*** INFORMATION SUPPLIED ***
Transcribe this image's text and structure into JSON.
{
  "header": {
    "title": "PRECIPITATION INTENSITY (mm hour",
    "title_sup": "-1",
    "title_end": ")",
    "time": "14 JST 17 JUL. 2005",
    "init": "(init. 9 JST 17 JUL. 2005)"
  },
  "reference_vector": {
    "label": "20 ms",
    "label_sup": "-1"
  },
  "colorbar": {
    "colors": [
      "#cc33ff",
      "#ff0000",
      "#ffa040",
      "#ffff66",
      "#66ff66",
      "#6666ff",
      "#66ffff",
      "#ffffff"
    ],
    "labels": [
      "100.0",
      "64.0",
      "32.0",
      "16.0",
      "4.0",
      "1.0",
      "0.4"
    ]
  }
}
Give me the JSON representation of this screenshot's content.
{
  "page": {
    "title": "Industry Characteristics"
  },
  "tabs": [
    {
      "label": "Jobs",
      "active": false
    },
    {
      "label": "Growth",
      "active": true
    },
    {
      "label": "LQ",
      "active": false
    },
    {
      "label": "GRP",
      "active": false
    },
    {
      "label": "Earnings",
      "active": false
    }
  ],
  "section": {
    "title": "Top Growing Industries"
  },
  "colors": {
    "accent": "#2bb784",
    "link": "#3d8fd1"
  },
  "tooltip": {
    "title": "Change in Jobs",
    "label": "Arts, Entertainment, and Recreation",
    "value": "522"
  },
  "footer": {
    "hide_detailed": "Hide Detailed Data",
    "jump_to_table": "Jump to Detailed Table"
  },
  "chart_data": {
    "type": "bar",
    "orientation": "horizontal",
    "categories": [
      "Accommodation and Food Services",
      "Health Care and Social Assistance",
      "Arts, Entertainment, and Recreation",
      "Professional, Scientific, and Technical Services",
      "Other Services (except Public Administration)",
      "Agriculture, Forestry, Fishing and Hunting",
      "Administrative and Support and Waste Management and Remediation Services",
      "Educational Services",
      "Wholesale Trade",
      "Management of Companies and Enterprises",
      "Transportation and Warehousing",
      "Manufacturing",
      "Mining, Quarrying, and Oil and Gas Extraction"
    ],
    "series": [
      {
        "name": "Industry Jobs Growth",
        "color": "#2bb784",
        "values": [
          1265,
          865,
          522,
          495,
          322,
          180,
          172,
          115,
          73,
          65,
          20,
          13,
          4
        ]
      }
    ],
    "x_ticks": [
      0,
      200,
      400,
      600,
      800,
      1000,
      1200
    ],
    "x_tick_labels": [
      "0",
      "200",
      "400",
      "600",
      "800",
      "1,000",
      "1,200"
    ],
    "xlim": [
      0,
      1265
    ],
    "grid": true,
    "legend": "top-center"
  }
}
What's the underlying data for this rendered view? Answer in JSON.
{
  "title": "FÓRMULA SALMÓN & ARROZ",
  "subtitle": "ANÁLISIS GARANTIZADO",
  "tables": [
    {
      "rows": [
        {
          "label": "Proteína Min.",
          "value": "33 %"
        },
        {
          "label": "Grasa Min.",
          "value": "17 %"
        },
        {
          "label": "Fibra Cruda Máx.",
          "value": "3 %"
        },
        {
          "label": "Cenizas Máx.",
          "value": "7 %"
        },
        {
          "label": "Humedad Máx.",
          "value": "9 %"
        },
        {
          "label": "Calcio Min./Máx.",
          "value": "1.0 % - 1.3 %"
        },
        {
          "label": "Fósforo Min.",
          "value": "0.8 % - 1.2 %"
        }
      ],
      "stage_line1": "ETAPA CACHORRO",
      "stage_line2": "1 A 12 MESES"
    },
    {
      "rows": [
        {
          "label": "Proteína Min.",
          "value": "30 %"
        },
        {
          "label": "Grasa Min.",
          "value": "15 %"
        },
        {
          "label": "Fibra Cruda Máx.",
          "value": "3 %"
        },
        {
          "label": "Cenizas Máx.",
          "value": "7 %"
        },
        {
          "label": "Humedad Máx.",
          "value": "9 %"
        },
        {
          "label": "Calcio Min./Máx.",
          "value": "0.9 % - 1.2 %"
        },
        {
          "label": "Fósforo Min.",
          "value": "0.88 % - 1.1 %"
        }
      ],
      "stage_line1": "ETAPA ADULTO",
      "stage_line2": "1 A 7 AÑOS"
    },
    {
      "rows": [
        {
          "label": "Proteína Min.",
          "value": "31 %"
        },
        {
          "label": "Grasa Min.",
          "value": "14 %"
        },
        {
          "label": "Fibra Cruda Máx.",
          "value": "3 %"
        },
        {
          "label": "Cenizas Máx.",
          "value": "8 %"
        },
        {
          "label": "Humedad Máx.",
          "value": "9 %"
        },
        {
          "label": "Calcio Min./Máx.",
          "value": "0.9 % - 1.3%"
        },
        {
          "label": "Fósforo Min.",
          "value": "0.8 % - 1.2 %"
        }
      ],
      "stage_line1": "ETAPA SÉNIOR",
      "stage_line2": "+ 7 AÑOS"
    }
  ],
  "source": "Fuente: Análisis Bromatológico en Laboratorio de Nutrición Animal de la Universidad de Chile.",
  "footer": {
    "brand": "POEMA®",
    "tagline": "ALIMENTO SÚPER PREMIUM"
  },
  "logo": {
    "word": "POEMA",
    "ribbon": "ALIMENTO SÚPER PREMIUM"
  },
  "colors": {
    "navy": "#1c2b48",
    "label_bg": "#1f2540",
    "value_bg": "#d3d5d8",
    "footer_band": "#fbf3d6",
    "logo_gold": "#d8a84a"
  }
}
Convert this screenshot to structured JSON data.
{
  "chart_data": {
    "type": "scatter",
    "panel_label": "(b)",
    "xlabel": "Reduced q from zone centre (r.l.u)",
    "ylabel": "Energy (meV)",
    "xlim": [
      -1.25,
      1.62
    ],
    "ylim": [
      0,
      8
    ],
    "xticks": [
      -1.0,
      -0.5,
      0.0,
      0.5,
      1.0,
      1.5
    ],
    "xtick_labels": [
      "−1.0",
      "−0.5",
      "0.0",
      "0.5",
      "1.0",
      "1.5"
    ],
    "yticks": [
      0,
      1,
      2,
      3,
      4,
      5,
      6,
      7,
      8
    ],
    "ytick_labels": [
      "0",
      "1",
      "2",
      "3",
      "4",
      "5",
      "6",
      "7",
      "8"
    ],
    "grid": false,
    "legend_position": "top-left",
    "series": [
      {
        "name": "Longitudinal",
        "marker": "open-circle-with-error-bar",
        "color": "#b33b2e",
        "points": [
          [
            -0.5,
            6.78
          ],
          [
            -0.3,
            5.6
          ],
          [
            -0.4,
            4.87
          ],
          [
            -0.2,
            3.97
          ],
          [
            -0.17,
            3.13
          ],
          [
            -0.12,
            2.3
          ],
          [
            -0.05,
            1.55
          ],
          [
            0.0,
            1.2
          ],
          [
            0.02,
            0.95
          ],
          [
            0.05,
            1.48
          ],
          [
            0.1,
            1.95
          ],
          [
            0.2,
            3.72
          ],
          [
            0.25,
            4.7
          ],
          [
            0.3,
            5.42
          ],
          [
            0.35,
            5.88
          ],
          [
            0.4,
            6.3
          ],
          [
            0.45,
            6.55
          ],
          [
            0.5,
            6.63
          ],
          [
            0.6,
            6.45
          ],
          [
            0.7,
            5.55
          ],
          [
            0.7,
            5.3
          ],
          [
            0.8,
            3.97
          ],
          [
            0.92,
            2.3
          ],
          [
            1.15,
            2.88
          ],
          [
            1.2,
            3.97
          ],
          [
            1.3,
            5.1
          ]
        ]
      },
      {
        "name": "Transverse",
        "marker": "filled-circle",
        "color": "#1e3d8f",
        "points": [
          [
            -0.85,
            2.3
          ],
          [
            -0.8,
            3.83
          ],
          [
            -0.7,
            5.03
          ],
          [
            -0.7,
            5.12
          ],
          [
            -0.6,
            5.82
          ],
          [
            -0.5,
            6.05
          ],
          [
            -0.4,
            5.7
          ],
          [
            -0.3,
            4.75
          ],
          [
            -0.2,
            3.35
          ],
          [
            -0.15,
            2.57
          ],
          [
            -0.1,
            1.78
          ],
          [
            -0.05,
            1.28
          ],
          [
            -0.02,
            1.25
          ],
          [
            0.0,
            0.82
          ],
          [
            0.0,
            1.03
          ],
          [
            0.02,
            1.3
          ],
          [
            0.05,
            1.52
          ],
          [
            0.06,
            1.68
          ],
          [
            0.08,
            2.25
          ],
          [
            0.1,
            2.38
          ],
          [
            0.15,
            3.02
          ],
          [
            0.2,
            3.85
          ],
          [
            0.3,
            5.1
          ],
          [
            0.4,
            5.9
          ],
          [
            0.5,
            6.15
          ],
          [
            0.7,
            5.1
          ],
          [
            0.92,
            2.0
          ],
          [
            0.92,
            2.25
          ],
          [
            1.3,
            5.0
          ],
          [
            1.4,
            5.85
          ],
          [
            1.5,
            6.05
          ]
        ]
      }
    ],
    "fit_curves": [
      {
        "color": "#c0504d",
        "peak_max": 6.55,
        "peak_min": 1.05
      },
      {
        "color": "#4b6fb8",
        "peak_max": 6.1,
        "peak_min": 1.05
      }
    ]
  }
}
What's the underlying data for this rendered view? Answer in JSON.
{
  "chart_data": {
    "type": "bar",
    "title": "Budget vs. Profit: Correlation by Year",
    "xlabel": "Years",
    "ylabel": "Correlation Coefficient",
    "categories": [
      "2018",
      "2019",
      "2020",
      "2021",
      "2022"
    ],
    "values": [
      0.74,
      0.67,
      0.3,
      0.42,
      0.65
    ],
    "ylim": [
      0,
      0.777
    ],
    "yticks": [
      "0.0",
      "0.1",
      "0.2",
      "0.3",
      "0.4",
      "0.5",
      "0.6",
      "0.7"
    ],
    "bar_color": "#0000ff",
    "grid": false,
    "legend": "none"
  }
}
***
◆ WHAT TO PRODUCE
Looking at the data above, show all lines where the word "xlabel" occurs.

◆ TASK RESULT
    "xlabel": "Reduced q from zone centre (r.l.u)",
    "xlabel": "Years",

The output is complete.